Start of Provided data

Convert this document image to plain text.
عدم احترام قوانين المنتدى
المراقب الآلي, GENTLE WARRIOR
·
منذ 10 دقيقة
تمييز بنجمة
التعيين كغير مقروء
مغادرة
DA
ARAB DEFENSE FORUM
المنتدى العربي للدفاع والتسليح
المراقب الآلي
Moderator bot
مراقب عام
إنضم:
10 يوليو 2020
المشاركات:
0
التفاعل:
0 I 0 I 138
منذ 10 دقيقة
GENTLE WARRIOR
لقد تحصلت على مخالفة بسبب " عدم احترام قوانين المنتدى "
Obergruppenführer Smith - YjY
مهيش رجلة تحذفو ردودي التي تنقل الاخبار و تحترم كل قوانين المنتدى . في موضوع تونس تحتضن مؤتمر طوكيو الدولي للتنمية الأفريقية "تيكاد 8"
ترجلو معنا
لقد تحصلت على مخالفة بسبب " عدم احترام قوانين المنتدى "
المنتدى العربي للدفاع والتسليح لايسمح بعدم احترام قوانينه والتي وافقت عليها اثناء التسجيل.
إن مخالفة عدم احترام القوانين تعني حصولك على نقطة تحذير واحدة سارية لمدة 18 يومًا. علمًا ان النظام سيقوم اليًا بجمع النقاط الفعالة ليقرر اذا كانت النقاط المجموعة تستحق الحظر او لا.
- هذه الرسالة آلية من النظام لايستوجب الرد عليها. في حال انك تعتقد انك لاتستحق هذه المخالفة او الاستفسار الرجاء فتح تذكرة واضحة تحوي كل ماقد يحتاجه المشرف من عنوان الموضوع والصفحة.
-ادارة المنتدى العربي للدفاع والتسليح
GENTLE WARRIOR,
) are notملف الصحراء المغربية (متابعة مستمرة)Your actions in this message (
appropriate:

End of Provided data

Copy out each line exactly.

Convert this document image to plain text.
عدم احترام قوانين المنتدى
المراقب الآلي, GENTLE WARRIOR
·
منذ 10 دقيقة
تمييز بنجمة
التعيين كغير مقروء
مغادرة
DA
ARAB DEFENSE FORUM
المنتدى العربي للدفاع والتسليح
المراقب الآلي
Moderator bot
مراقب عام
إنضم:
10 يوليو 2020
المشاركات:
0
التفاعل:
0 I 0 I 138
منذ 10 دقيقة
GENTLE WARRIOR
لقد تحصلت على مخالفة بسبب " عدم احترام قوانين المنتدى "
Obergruppenführer Smith - YjY
مهيش رجلة تحذفو ردودي التي تنقل الاخبار و تحترم كل قوانين المنتدى . في موضوع تونس تحتضن مؤتمر طوكيو الدولي للتنمية الأفريقية "تيكاد 8"
ترجلو معنا
لقد تحصلت على مخالفة بسبب " عدم احترام قوانين المنتدى "
المنتدى العربي للدفاع والتسليح لايسمح بعدم احترام قوانينه والتي وافقت عليها اثناء التسجيل.
إن مخالفة عدم احترام القوانين تعني حصولك على نقطة تحذير واحدة سارية لمدة 18 يومًا. علمًا ان النظام سيقوم اليًا بجمع النقاط الفعالة ليقرر اذا كانت النقاط المجموعة تستحق الحظر او لا.
- هذه الرسالة آلية من النظام لايستوجب الرد عليها. في حال انك تعتقد انك لاتستحق هذه المخالفة او الاستفسار الرجاء فتح تذكرة واضحة تحوي كل ماقد يحتاجه المشرف من عنوان الموضوع والصفحة.
-ادارة المنتدى العربي للدفاع والتسليح
GENTLE WARRIOR,
) are notملف الصحراء المغربية (متابعة مستمرة)Your actions in this message (
appropriate:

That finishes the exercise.